Extracted data entries:
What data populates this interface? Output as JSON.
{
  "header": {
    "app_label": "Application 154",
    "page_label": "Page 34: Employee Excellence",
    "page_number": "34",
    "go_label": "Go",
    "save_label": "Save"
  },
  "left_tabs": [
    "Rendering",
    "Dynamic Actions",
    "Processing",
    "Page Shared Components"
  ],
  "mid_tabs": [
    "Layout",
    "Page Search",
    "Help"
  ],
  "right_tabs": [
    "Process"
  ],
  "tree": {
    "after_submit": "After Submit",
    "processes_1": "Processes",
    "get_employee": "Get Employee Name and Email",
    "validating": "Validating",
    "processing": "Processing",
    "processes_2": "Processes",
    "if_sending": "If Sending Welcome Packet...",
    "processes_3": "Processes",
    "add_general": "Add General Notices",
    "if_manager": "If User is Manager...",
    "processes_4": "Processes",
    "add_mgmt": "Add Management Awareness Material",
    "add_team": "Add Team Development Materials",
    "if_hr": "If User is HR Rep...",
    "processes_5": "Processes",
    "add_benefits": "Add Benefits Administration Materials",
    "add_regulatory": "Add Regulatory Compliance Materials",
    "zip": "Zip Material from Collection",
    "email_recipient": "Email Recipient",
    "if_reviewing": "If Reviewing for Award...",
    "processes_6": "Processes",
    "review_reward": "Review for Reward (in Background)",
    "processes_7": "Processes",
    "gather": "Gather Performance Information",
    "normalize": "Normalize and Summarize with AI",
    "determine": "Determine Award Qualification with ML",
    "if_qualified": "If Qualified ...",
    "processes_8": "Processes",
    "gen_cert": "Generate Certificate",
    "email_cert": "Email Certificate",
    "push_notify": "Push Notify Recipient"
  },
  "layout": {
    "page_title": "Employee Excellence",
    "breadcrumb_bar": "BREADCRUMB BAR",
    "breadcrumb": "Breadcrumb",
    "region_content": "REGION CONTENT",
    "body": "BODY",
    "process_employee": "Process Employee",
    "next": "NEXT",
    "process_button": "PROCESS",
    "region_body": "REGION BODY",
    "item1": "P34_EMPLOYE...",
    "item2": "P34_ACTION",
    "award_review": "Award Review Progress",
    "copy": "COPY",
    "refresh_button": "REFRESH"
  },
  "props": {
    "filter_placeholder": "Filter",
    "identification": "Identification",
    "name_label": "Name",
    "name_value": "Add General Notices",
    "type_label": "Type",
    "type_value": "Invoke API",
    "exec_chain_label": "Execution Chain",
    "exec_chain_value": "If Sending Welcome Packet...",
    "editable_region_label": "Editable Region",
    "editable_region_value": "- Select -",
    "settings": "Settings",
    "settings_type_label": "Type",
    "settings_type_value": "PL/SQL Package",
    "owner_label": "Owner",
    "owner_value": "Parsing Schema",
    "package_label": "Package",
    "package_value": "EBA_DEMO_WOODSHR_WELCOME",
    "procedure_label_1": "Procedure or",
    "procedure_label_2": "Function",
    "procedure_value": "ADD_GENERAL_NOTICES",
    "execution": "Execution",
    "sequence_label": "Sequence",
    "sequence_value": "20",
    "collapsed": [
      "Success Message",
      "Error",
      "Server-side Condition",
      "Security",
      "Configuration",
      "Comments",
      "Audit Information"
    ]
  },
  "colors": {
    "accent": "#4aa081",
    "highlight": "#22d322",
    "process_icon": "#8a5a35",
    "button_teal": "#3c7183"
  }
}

__Exercise aim__.
Whenever "Packet" turns up in a line, pick that line out.

__The solution__.
    "if_sending": "If Sending Welcome Packet...",
    "exec_chain_value": "If Sending Welcome Packet...",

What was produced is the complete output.